• Aufgabenstellung:
A – Fasse den Auszug über das Märchen „Spindel, Weberschiffchen und Nadel“ in zwei Sätzen zusammen.
B – Nimm den Auszug über das Märchen „Spindel, Weberschiffchen und Nadel“ nach seinem letzten Satz wieder auf und schreibe ihn weiter.

• Auszug:
SPINDEL, WEBERSCHIFFCHEN UND NADEL Grimm 188

Das Märchen beginnt traurig. Einem Mädchen sterben Vater und Mutter. Eine Patin, die in einem Häuschen am Ende des Dorfes wohnt, nimmt es auf. Einsamkeit und Armut begleiten die frühen Jahre dieses Mädchens. Die Patin ernährt sich von Spinnen, Weben und Nähen. Das Haus ist ihr Werkstatt und Lebensraum. Fleiß und Geschicklichkeit zeichneten diesen Haushalt aus. Als das Mädchen fünfzehn Jahre alt ist, stirbt auch die Patin, die ihm das Haus und drei Arbeitsgeräte hinterlässt, Spindel, Weberschiffchen und Nadel. Sein Fleiß aber ermöglicht es, dass es seinen Lebensunterhalt bestreiten und sogar anderen noch etwas mitteilen (schenken) kann. Ja, Armut ist ein großer Glanz von innen, hat Rilke einmal treffend gesagt. Dieser Haushalt bestätigt das. In dem Dorf, von dem das Märchen erzählt, lebt aber noch ein Mädchen. Dieses Mädchen ist reich und sitzt in vollem Putz vor ihrer Haustüre. Es arbeitet nicht, aber es hört und sieht alles, was sich im Dorfe tagsüber abspielt.

• Bereitgestelltes Material:

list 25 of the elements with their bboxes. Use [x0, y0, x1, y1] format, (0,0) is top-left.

• Lösungen:
A – Nach dem Tod seiner Eltern wächst ein Mädchen in Armut bei einer Patin auf, die vom Spinnen, Weben und Nähen lebt, und erbt mit fünfzehn Jahren deren Haus sowie Spindel, Weberschiffchen und Nadel. Sein Fleiß ermöglicht es ihm, seinen Lebensunterhalt zu bestreiten und anderen sogar etwas zu schenken, während im selben Dorf ein reiches Mädchen in vollem Putz untätig vor seiner Haustür sitzt und alles hört und sieht, was dort geschieht.

B –
Der Königssohn

Einmal kommt ein Königssohn, hoch zu Ross, in dieses Dorf. Wer ist dieser Königssohn und was will er? Er sucht eine Braut und sie soll die Ärmste und die Reichste zugleich sein. Polaritäten sind Aspekte, die wie Yin und Yang, Tag und Nacht, aktiv und passiv, kalt und warm eine Einheit bilden. Sie sind Ausgangspositionen der Lebensprozesse. In den Dörfern, durch die er bisher kam, zeigte man ihm die Reichste und die Ärmste, aber keine, die beide Qualitäten zugleich aufwies.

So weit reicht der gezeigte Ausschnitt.